__Stored data entries__:
** Begin **

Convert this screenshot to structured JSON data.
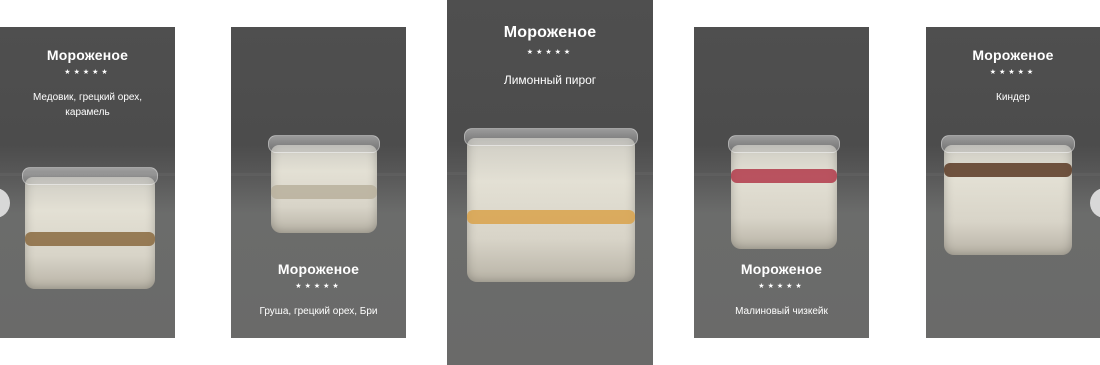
{
  "products": [
    {
      "title": "Мороженое",
      "stars": "★★★★★",
      "desc": "Медовик, грецкий орех, карамель",
      "swirl_color": "#8a6a3f"
    },
    {
      "title": "Мороженое",
      "stars": "★★★★★",
      "desc": "Груша, грецкий орех, Бри",
      "swirl_color": "#b8b09c"
    },
    {
      "title": "Мороженое",
      "stars": "★★★★★",
      "desc": "Лимонный пирог",
      "swirl_color": "#d9a24a"
    },
    {
      "title": "Мороженое",
      "stars": "★★★★★",
      "desc": "Малиновый чизкейк",
      "swirl_color": "#b23a4a"
    },
    {
      "title": "Мороженое",
      "stars": "★★★★★",
      "desc": "Киндер",
      "swirl_color": "#5a3a24"
    }
  ],
  "nav": {
    "prev_icon": "chevron-left-icon",
    "next_icon": "chevron-right-icon"
  },
  "colors": {
    "card_overlay": "#4f4f4f",
    "text": "#ffffff",
    "nav": "#d8d8d8",
    "background": "#ffffff"
  }
}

** End **

__What needs to be done__:
Leave out the pictures and reproduce the rest of the listing exactly.

__Task solution__:
Convert this screenshot to structured JSON data.
{
  "products": [
    {
      "title": "Мороженое",
      "stars": "★★★★★",
      "desc": "Медовик, грецкий орех, карамель",
      "swirl_color": "#8a6a3f"
    },
    {
      "title": "Мороженое",
      "stars": "★★★★★",
      "desc": "Груша, грецкий орех, Бри",
      "swirl_color": "#b8b09c"
    },
    {
      "title": "Мороженое",
      "stars": "★★★★★",
      "desc": "Лимонный пирог",
      "swirl_color": "#d9a24a"
    },
    {
      "title": "Мороженое",
      "stars": "★★★★★",
      "desc": "Малиновый чизкейк",
      "swirl_color": "#b23a4a"
    },
    {
      "title": "Мороженое",
      "stars": "★★★★★",
      "desc": "Киндер",
      "swirl_color": "#5a3a24"
    }
  ],
  "nav": {
    "prev_icon": "chevron-left-icon",
    "next_icon": "chevron-right-icon"
  },
  "colors": {
    "card_overlay": "#4f4f4f",
    "text": "#ffffff",
    "nav": "#d8d8d8",
    "background": "#ffffff"
  }
}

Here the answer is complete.